▶ _Problem to work on_
The data must be returned in full and exactly as given.

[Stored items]
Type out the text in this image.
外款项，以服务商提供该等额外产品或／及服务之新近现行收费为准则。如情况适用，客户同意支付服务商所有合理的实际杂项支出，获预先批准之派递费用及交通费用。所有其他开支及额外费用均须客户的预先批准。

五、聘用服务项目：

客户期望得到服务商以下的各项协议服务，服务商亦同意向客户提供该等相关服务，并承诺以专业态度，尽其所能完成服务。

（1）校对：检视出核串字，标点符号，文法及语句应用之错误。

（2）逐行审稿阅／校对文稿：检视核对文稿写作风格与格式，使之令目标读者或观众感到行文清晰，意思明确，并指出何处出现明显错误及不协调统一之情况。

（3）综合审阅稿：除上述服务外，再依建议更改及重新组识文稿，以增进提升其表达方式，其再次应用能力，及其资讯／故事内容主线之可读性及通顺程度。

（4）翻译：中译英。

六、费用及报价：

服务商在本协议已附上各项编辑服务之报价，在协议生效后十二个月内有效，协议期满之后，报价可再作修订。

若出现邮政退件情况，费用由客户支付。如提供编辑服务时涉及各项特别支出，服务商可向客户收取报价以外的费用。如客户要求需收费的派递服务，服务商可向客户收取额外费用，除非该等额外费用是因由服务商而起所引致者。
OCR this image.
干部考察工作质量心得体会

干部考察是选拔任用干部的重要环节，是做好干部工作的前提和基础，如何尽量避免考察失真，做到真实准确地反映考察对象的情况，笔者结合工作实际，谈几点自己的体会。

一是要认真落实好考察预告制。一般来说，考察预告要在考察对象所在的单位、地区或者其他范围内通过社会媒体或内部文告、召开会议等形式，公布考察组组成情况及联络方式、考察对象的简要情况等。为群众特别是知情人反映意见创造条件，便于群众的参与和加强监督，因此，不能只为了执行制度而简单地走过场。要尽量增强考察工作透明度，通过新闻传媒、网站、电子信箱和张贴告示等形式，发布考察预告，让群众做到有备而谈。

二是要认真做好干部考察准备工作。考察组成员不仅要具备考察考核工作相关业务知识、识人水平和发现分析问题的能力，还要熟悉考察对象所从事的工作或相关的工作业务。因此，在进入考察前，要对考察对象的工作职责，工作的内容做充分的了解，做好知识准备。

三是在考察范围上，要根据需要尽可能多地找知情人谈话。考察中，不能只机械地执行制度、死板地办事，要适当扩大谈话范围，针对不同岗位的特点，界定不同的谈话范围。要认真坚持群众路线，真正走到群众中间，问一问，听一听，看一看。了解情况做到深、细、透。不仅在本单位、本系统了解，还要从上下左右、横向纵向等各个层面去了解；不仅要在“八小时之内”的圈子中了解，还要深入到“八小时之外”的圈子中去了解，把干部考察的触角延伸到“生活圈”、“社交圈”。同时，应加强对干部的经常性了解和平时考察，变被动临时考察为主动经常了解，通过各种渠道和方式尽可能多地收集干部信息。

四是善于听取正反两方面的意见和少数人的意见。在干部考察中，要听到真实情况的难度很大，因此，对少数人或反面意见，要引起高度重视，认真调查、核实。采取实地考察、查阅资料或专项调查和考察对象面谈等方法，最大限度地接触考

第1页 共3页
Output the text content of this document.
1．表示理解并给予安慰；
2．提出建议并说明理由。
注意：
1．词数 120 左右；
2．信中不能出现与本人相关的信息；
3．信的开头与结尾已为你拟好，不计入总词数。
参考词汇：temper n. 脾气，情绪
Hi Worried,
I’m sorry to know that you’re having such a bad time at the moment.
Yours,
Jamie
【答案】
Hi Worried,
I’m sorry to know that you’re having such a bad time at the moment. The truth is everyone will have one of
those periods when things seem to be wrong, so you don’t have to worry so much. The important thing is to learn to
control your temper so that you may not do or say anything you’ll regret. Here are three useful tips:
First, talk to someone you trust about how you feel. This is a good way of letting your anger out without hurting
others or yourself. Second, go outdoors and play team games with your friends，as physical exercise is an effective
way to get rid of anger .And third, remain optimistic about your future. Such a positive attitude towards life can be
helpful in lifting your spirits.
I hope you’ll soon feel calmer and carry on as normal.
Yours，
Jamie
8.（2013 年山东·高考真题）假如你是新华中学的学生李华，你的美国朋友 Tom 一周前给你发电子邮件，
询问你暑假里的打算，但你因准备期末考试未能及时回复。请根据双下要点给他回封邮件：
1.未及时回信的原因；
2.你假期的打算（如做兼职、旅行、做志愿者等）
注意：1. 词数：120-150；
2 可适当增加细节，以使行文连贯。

▶ _Response below_
Type out the text in this image.
外款项，以服务商提供该等额外产品或／及服务之新近现行收费为准则。如情况适用，客户同意支付服务商所有合理的实际杂项支出，获预先批准之派递费用及交通费用。所有其他开支及额外费用均须客户的预先批准。

五、聘用服务项目：

客户期望得到服务商以下的各项协议服务，服务商亦同意向客户提供该等相关服务，并承诺以专业态度，尽其所能完成服务。

（1）校对：检视出核串字，标点符号，文法及语句应用之错误。

（2）逐行审稿阅／校对文稿：检视核对文稿写作风格与格式，使之令目标读者或观众感到行文清晰，意思明确，并指出何处出现明显错误及不协调统一之情况。

（3）综合审阅稿：除上述服务外，再依建议更改及重新组识文稿，以增进提升其表达方式，其再次应用能力，及其资讯／故事内容主线之可读性及通顺程度。

（4）翻译：中译英。

六、费用及报价：

服务商在本协议已附上各项编辑服务之报价，在协议生效后十二个月内有效，协议期满之后，报价可再作修订。

若出现邮政退件情况，费用由客户支付。如提供编辑服务时涉及各项特别支出，服务商可向客户收取报价以外的费用。如客户要求需收费的派递服务，服务商可向客户收取额外费用，除非该等额外费用是因由服务商而起所引致者。
OCR this image.
干部考察工作质量心得体会

干部考察是选拔任用干部的重要环节，是做好干部工作的前提和基础，如何尽量避免考察失真，做到真实准确地反映考察对象的情况，笔者结合工作实际，谈几点自己的体会。

一是要认真落实好考察预告制。一般来说，考察预告要在考察对象所在的单位、地区或者其他范围内通过社会媒体或内部文告、召开会议等形式，公布考察组组成情况及联络方式、考察对象的简要情况等。为群众特别是知情人反映意见创造条件，便于群众的参与和加强监督，因此，不能只为了执行制度而简单地走过场。要尽量增强考察工作透明度，通过新闻传媒、网站、电子信箱和张贴告示等形式，发布考察预告，让群众做到有备而谈。

二是要认真做好干部考察准备工作。考察组成员不仅要具备考察考核工作相关业务知识、识人水平和发现分析问题的能力，还要熟悉考察对象所从事的工作或相关的工作业务。因此，在进入考察前，要对考察对象的工作职责，工作的内容做充分的了解，做好知识准备。

三是在考察范围上，要根据需要尽可能多地找知情人谈话。考察中，不能只机械地执行制度、死板地办事，要适当扩大谈话范围，针对不同岗位的特点，界定不同的谈话范围。要认真坚持群众路线，真正走到群众中间，问一问，听一听，看一看。了解情况做到深、细、透。不仅在本单位、本系统了解，还要从上下左右、横向纵向等各个层面去了解；不仅要在“八小时之内”的圈子中了解，还要深入到“八小时之外”的圈子中去了解，把干部考察的触角延伸到“生活圈”、“社交圈”。同时，应加强对干部的经常性了解和平时考察，变被动临时考察为主动经常了解，通过各种渠道和方式尽可能多地收集干部信息。

四是善于听取正反两方面的意见和少数人的意见。在干部考察中，要听到真实情况的难度很大，因此，对少数人或反面意见，要引起高度重视，认真调查、核实。采取实地考察、查阅资料或专项调查和考察对象面谈等方法，最大限度地接触考

第1页 共3页
Output the text content of this document.
1．表示理解并给予安慰；
2．提出建议并说明理由。
注意：
1．词数 120 左右；
2．信中不能出现与本人相关的信息；
3．信的开头与结尾已为你拟好，不计入总词数。
参考词汇：temper n. 脾气，情绪
Hi Worried,
I’m sorry to know that you’re having such a bad time at the moment.
Yours,
Jamie
【答案】
Hi Worried,
I’m sorry to know that you’re having such a bad time at the moment. The truth is everyone will have one of
those periods when things seem to be wrong, so you don’t have to worry so much. The important thing is to learn to
control your temper so that you may not do or say anything you’ll regret. Here are three useful tips:
First, talk to someone you trust about how you feel. This is a good way of letting your anger out without hurting
others or yourself. Second, go outdoors and play team games with your friends，as physical exercise is an effective
way to get rid of anger .And third, remain optimistic about your future. Such a positive attitude towards life can be
helpful in lifting your spirits.
I hope you’ll soon feel calmer and carry on as normal.
Yours，
Jamie
8.（2013 年山东·高考真题）假如你是新华中学的学生李华，你的美国朋友 Tom 一周前给你发电子邮件，
询问你暑假里的打算，但你因准备期末考试未能及时回复。请根据双下要点给他回封邮件：
1.未及时回信的原因；
2.你假期的打算（如做兼职、旅行、做志愿者等）
注意：1. 词数：120-150；
2 可适当增加细节，以使行文连贯。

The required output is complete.